■ **DIRECTION 1**:
In the text on the ACM's sustainability-claim cases, how much did Vattenfall donate to sustainable causes?
■ **DIRECTION 2**:
Substitute "shoppers" for "consumers" in the text on the ACM's sustainability-claim cases, and write out the passage from "In September the" to "be imposing sanctions.".
■ **DIRECTION 3**:
Proceed with the text on the ACM's sustainability-claim cases from the point where it stops.

■ **GIVEN TEXT**:

=-=-=-=-=

In September the ACM announced that sporting goods retail chain Decathlon and clothing retail chain H&M had ‘made commitments to [ACM] promising to adjust or no longer use sustainability claims on their clothes and/or websites’, as well as to inform consumers more clearly to minimise the risk of misleading practices. An ACM investigation led to the brands’ commitments and to their donations of €400,000 and €500,000 respectively to different sustainable causes ‘to compensate for their use of unclear and insufficiently substantiated sustainability claims’. Consequently, ACM won’t be imposing sanctions.
H&M acknowledges that ‘the information on sustainability on our website could have been provided more clearly and [been] more comprehensive. Changes are being made through which we commit to better informing our customers about the composition of our products and thus improving our sustainability communications.’ The company highlighted that the ACM’s concerns weren’t about providing false information.
Decathlon did not respond to Global Insight’s request for comment.
In October the ACM announced commitments from energy suppliers Vattenfall and Greenchoice ‘promising to adjust or no longer use sustainability claims on their websites’. The two organisations also committed to informing consumers more clearly to minimise the risk of misleading practices and made donations of €950,000 and €450,000 respectively to sustainable causes as compensation for ‘their use of unclear and insufficiently substantiated sustainability claims’. Because these commitments were also made following an ACM investigation, the regulator didn’t impose sanctions. Vattenfall and Greenchoice did not respond to Global Insight’s requests for comment.

=-=-=-=-=

■ **ITEMS**:
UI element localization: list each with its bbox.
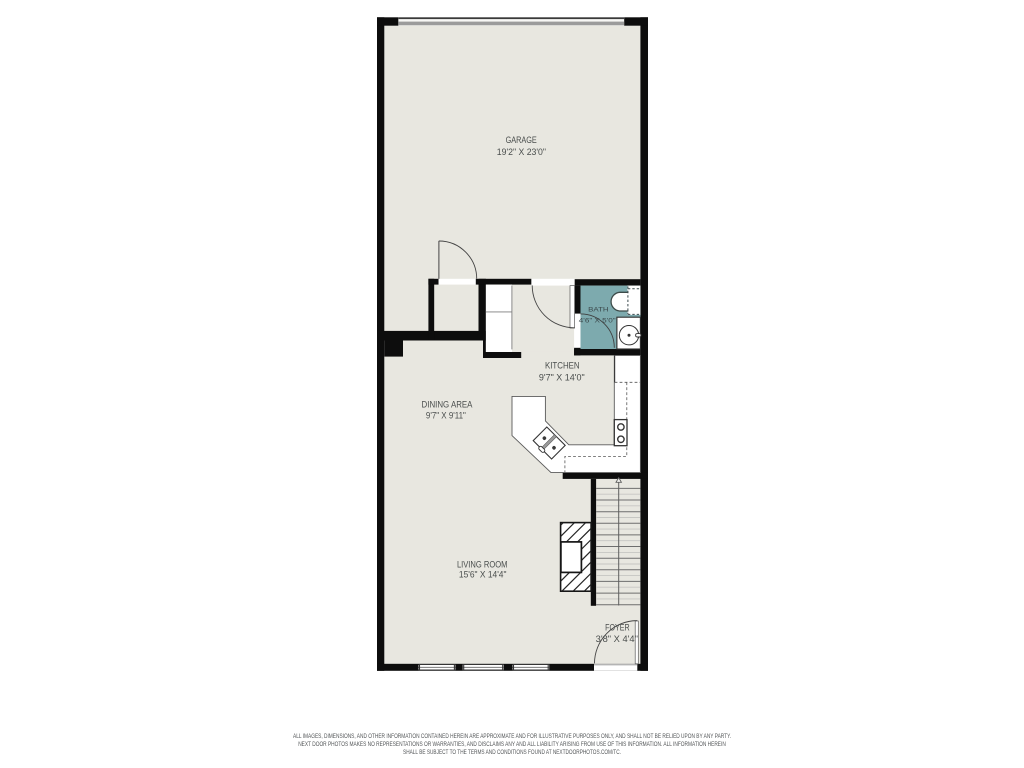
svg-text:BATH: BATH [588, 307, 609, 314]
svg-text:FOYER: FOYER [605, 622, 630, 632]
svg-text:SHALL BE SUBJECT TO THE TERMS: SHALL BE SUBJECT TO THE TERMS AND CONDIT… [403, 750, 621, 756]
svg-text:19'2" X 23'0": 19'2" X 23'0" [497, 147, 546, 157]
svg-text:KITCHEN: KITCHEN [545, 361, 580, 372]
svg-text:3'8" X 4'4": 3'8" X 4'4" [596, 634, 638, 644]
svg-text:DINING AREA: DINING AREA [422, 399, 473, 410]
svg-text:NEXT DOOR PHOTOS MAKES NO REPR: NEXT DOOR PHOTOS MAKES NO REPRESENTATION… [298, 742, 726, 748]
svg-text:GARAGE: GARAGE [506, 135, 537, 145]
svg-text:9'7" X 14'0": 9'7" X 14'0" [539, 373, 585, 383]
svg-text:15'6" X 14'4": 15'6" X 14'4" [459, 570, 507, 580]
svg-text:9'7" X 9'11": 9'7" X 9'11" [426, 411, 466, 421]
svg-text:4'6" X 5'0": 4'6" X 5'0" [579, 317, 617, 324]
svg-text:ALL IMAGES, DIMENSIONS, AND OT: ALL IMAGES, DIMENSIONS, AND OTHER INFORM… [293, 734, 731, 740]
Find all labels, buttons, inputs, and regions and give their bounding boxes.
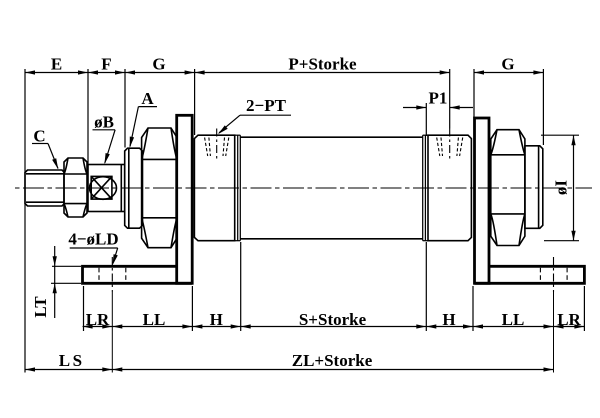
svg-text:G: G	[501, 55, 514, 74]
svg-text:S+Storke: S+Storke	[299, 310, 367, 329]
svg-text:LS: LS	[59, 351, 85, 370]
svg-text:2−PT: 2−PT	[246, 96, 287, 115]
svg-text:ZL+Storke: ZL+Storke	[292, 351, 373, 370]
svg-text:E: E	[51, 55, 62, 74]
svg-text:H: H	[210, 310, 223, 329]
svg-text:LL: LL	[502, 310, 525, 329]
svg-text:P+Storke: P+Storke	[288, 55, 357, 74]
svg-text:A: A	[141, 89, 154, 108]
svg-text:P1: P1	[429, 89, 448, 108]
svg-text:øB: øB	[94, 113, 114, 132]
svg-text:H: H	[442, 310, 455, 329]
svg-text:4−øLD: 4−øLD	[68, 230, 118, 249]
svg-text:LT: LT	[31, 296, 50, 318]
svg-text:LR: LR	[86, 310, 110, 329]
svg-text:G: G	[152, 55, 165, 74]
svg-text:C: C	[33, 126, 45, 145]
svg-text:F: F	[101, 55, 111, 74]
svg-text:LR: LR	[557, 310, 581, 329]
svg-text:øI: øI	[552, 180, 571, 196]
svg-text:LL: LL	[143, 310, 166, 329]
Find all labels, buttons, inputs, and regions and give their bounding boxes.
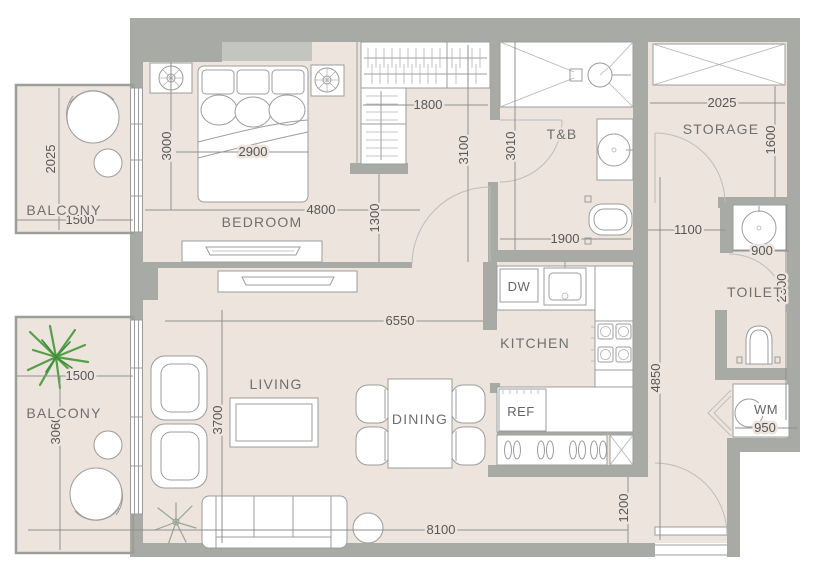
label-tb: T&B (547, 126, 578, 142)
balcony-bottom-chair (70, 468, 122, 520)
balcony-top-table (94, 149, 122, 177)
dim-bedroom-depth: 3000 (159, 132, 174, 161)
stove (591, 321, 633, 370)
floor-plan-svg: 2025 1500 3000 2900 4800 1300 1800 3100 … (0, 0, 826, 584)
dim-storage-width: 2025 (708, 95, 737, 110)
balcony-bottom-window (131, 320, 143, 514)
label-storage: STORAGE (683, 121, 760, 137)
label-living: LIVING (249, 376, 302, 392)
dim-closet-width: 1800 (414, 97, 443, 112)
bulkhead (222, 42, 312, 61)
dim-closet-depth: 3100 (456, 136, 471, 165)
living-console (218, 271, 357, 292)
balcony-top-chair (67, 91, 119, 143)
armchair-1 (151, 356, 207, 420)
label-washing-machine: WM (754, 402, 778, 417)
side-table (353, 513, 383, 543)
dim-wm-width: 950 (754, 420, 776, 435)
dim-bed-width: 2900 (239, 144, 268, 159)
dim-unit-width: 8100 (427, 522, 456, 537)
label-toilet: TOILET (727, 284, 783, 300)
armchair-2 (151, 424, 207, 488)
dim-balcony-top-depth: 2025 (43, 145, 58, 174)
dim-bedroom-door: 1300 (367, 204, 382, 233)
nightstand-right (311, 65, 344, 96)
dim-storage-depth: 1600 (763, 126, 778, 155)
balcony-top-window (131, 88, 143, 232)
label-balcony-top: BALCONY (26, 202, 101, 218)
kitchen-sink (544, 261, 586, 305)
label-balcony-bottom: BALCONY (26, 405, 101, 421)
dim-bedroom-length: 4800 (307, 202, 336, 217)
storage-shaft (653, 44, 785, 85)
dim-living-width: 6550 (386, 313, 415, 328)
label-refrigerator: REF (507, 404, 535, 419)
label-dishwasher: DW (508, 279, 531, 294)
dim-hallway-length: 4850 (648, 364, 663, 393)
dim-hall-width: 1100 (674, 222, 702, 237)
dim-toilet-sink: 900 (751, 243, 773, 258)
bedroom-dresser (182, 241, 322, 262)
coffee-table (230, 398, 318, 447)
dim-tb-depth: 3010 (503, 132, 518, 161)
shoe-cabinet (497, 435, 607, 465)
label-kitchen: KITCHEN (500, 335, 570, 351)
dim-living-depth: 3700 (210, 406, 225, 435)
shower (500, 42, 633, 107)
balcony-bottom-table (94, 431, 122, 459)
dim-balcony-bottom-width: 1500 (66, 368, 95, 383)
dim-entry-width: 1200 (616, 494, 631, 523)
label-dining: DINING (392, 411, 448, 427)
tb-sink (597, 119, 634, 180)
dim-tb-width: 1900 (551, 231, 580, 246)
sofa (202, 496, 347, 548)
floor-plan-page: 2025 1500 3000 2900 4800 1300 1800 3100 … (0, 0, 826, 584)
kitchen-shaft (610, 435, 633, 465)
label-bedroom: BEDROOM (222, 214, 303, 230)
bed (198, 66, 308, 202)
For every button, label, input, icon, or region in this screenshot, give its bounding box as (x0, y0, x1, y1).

=-=-=-=-=

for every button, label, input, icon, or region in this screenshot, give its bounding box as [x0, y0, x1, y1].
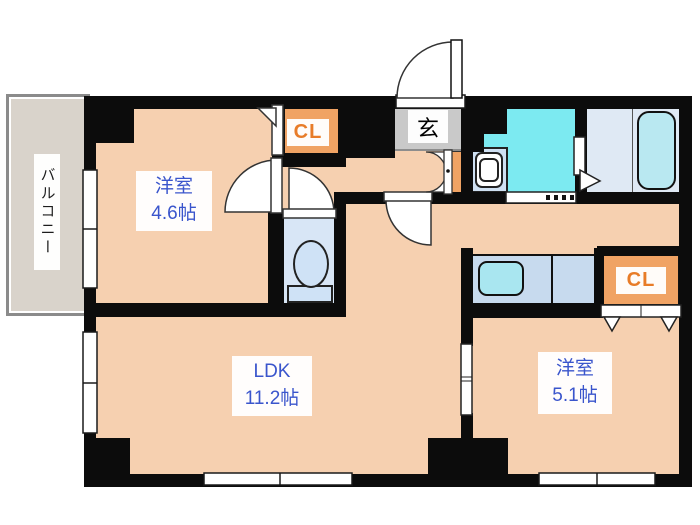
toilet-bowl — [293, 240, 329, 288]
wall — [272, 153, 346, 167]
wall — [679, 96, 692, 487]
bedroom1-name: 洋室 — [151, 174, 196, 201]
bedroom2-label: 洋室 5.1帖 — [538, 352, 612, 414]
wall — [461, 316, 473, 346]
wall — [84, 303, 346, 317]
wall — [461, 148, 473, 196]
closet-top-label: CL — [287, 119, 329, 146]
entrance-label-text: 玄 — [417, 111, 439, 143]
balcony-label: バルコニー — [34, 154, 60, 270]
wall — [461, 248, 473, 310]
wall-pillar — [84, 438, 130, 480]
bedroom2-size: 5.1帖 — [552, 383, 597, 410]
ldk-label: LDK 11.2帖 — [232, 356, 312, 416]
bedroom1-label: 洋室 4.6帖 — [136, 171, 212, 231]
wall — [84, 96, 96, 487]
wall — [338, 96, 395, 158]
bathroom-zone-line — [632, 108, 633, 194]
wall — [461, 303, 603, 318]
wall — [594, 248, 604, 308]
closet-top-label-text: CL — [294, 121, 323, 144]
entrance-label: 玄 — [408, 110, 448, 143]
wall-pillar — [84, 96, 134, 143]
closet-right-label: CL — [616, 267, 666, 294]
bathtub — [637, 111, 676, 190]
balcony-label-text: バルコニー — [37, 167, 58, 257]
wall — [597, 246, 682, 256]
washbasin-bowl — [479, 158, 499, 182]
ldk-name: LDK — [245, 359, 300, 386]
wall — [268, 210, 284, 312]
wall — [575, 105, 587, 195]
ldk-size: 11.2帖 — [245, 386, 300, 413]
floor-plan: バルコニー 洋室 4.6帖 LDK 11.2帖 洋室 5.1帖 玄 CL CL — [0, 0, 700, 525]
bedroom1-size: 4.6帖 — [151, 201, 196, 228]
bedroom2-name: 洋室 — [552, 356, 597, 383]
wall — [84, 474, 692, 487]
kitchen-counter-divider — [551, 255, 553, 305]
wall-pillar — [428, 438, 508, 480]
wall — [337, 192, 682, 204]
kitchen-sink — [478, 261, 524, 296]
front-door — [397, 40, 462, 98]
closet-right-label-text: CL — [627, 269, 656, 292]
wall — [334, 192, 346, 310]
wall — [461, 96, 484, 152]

=-=-=-=-=

■ **TASK RESULT 1**:
€950,000

■ **TASK RESULT 2**:
In September the ACM announced that sporting goods retail chain Decathlon and clothing retail chain H&M had ‘made commitments to [ACM] promising to adjust or no longer use sustainability claims on their clothes and/or websites’, as well as to inform shoppers more clearly to minimise the risk of misleading practices. An ACM investigation led to the brands’ commitments and to their donations of €400,000 and €500,000 respectively to different sustainable causes ‘to compensate for their use of unclear and insufficiently substantiated sustainability claims’. Consequently, ACM won’t be imposing sanctions.

■ **TASK RESULT 3**:
Cecilia Parker Aranha, Director of Consumer Protection at the UK Competition and Markets Authority (CMA), says a regulatory focus on greenwashing is ‘something that we see […] internationally’. She says the CMA is leading the International Consumer Protection Enforcement Network’s (ICPEN) work on greenwashing. The ICPEN represents consumer protection authorities from 70 countries. Its focus on greenwashing demonstrates the issue is ‘a real priority [with] lots of different regulators bringing out new guidance [and] taking enforcement action’.
The rules related to responsible disclosure of sustainability information are part of a great transition of our economy based on awareness of […] the impact of goods and services
Former Co-Chair, IBA Environment, Health and Safety Law Committee
Michael Showalter, a partner at ArentFox Schiff, says that US regulators have been more focused on greenwashing related to securities, compared to product-related greenwashing. He explains there’s ‘concerted regulatory focus from the US Securities and Exchange Commission and other financial regulators happening at least at a nascent level, while product-related greenwashing issues are not advancing at the same speed – at least federally’.
Gerbrich Kozijn, a senior enforcement official at the ACM, says the ACM ‘chose clothing and the energy sector because […] behavioural studies showed that consumers mostly paid attention to sustainability’ in those sectors. The ACM, she says, aims to create a level playing field, ‘so that businesses who are green can honestly claim their sustainability performance’. As Parker Aranha highlights, greenwashing is ‘bad for those businesses who are innovating’ as ‘there’s a risk of them being drowned out’.
Ouiam Zirar, also a senior enforcement official at the ACM, believes it’s important to acknowledge that ‘companies are the ones with the power of information, not consumers’. As consumers begin to demand more green or sustainable products, ‘companies need to be honest about their green claims or broader sustainability claims’, she says.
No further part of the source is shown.